* _DATA SHOWN_
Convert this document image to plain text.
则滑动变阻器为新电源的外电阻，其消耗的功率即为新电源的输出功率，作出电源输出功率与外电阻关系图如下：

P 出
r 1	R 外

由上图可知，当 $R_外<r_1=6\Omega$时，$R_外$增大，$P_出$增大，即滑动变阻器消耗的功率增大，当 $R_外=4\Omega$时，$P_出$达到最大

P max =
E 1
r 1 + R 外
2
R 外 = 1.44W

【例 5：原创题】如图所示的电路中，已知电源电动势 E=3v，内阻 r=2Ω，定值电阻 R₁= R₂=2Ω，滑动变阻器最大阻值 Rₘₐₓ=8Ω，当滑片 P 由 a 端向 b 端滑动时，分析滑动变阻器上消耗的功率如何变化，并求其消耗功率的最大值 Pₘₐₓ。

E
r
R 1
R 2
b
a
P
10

* _STATED GOAL_
Your task is to reproduce all of the records exactly.

* _TASK SOLUTION_
Convert this document image to plain text.
则滑动变阻器为新电源的外电阻，其消耗的功率即为新电源的输出功率，作出电源输出功率与外电阻关系图如下：

P 出
r 1	R 外

由上图可知，当 $R_外<r_1=6\Omega$时，$R_外$增大，$P_出$增大，即滑动变阻器消耗的功率增大，当 $R_外=4\Omega$时，$P_出$达到最大

P max =
E 1
r 1 + R 外
2
R 外 = 1.44W

【例 5：原创题】如图所示的电路中，已知电源电动势 E=3v，内阻 r=2Ω，定值电阻 R₁= R₂=2Ω，滑动变阻器最大阻值 Rₘₐₓ=8Ω，当滑片 P 由 a 端向 b 端滑动时，分析滑动变阻器上消耗的功率如何变化，并求其消耗功率的最大值 Pₘₐₓ。

E
r
R 1
R 2
b
a
P
10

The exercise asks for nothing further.